◆ Given request
Leave out any pictures and transcribe all other data below exactly.

◆ Records supplied

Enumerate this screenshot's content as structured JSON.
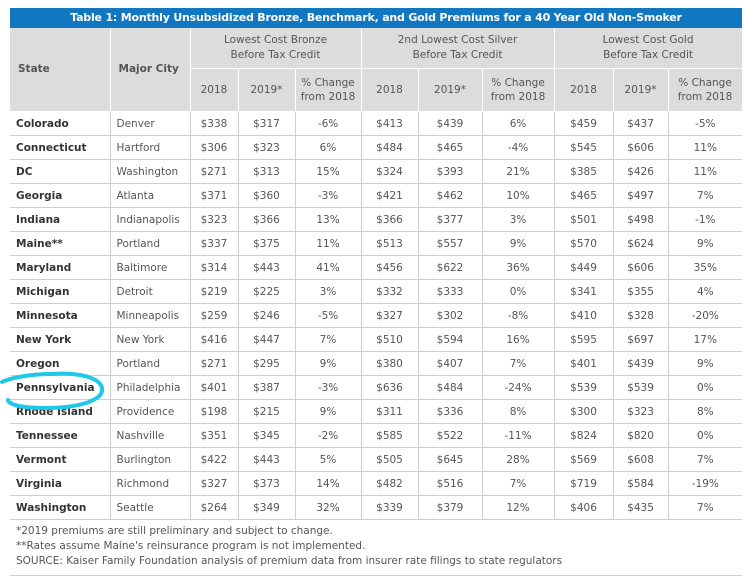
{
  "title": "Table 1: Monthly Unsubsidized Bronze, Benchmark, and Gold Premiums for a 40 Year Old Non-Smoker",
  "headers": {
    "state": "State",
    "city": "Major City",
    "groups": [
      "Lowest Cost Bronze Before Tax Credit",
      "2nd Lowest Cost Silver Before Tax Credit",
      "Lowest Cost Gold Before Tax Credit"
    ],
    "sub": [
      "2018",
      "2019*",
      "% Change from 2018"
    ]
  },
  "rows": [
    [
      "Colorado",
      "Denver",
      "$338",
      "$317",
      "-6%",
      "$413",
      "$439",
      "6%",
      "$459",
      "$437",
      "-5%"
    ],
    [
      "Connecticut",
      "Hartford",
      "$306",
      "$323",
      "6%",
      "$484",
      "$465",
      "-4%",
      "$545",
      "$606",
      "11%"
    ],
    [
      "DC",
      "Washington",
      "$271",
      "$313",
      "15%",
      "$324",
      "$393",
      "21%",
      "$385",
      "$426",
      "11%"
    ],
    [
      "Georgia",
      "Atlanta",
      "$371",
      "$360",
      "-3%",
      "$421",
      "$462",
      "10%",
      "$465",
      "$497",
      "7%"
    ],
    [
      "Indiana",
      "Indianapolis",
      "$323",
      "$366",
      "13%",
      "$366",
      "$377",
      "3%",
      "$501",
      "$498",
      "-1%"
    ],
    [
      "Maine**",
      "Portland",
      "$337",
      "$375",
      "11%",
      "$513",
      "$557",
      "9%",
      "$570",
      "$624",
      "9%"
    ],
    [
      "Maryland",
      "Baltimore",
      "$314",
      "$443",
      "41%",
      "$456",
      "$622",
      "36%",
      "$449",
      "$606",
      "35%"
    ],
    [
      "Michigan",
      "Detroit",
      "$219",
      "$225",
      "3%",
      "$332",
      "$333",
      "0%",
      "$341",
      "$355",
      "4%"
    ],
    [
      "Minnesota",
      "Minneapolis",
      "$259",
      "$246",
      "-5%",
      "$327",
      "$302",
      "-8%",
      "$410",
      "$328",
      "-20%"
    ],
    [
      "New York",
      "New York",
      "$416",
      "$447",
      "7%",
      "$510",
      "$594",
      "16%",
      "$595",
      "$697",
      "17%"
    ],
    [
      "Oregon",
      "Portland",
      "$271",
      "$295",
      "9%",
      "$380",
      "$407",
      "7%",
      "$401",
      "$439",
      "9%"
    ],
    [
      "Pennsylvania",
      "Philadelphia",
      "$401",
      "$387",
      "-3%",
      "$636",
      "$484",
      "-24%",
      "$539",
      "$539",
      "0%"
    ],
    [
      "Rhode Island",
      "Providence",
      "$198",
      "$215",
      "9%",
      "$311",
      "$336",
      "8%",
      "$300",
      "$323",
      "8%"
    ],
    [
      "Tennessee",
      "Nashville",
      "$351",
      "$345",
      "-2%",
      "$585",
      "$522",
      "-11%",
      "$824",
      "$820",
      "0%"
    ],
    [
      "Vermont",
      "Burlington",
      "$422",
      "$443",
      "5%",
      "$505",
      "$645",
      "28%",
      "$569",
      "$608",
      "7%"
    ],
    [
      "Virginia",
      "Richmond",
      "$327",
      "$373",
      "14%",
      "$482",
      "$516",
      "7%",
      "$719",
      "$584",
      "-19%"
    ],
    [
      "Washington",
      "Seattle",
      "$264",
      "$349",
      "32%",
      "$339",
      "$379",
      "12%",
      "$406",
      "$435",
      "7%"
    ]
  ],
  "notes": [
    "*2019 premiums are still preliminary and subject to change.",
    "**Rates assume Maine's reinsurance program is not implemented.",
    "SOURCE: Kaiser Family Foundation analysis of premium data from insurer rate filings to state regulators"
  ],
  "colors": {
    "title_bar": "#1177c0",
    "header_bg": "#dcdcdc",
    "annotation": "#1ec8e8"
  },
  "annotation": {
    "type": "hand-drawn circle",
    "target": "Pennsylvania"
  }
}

◆ Problem solution
Enumerate this screenshot's content as structured JSON.
{
  "title": "Table 1: Monthly Unsubsidized Bronze, Benchmark, and Gold Premiums for a 40 Year Old Non-Smoker",
  "headers": {
    "state": "State",
    "city": "Major City",
    "groups": [
      "Lowest Cost Bronze Before Tax Credit",
      "2nd Lowest Cost Silver Before Tax Credit",
      "Lowest Cost Gold Before Tax Credit"
    ],
    "sub": [
      "2018",
      "2019*",
      "% Change from 2018"
    ]
  },
  "rows": [
    [
      "Colorado",
      "Denver",
      "$338",
      "$317",
      "-6%",
      "$413",
      "$439",
      "6%",
      "$459",
      "$437",
      "-5%"
    ],
    [
      "Connecticut",
      "Hartford",
      "$306",
      "$323",
      "6%",
      "$484",
      "$465",
      "-4%",
      "$545",
      "$606",
      "11%"
    ],
    [
      "DC",
      "Washington",
      "$271",
      "$313",
      "15%",
      "$324",
      "$393",
      "21%",
      "$385",
      "$426",
      "11%"
    ],
    [
      "Georgia",
      "Atlanta",
      "$371",
      "$360",
      "-3%",
      "$421",
      "$462",
      "10%",
      "$465",
      "$497",
      "7%"
    ],
    [
      "Indiana",
      "Indianapolis",
      "$323",
      "$366",
      "13%",
      "$366",
      "$377",
      "3%",
      "$501",
      "$498",
      "-1%"
    ],
    [
      "Maine**",
      "Portland",
      "$337",
      "$375",
      "11%",
      "$513",
      "$557",
      "9%",
      "$570",
      "$624",
      "9%"
    ],
    [
      "Maryland",
      "Baltimore",
      "$314",
      "$443",
      "41%",
      "$456",
      "$622",
      "36%",
      "$449",
      "$606",
      "35%"
    ],
    [
      "Michigan",
      "Detroit",
      "$219",
      "$225",
      "3%",
      "$332",
      "$333",
      "0%",
      "$341",
      "$355",
      "4%"
    ],
    [
      "Minnesota",
      "Minneapolis",
      "$259",
      "$246",
      "-5%",
      "$327",
      "$302",
      "-8%",
      "$410",
      "$328",
      "-20%"
    ],
    [
      "New York",
      "New York",
      "$416",
      "$447",
      "7%",
      "$510",
      "$594",
      "16%",
      "$595",
      "$697",
      "17%"
    ],
    [
      "Oregon",
      "Portland",
      "$271",
      "$295",
      "9%",
      "$380",
      "$407",
      "7%",
      "$401",
      "$439",
      "9%"
    ],
    [
      "Pennsylvania",
      "Philadelphia",
      "$401",
      "$387",
      "-3%",
      "$636",
      "$484",
      "-24%",
      "$539",
      "$539",
      "0%"
    ],
    [
      "Rhode Island",
      "Providence",
      "$198",
      "$215",
      "9%",
      "$311",
      "$336",
      "8%",
      "$300",
      "$323",
      "8%"
    ],
    [
      "Tennessee",
      "Nashville",
      "$351",
      "$345",
      "-2%",
      "$585",
      "$522",
      "-11%",
      "$824",
      "$820",
      "0%"
    ],
    [
      "Vermont",
      "Burlington",
      "$422",
      "$443",
      "5%",
      "$505",
      "$645",
      "28%",
      "$569",
      "$608",
      "7%"
    ],
    [
      "Virginia",
      "Richmond",
      "$327",
      "$373",
      "14%",
      "$482",
      "$516",
      "7%",
      "$719",
      "$584",
      "-19%"
    ],
    [
      "Washington",
      "Seattle",
      "$264",
      "$349",
      "32%",
      "$339",
      "$379",
      "12%",
      "$406",
      "$435",
      "7%"
    ]
  ],
  "notes": [
    "*2019 premiums are still preliminary and subject to change.",
    "**Rates assume Maine's reinsurance program is not implemented.",
    "SOURCE: Kaiser Family Foundation analysis of premium data from insurer rate filings to state regulators"
  ],
  "colors": {
    "title_bar": "#1177c0",
    "header_bg": "#dcdcdc",
    "annotation": "#1ec8e8"
  },
  "annotation": {
    "type": "hand-drawn circle",
    "target": "Pennsylvania"
  }
}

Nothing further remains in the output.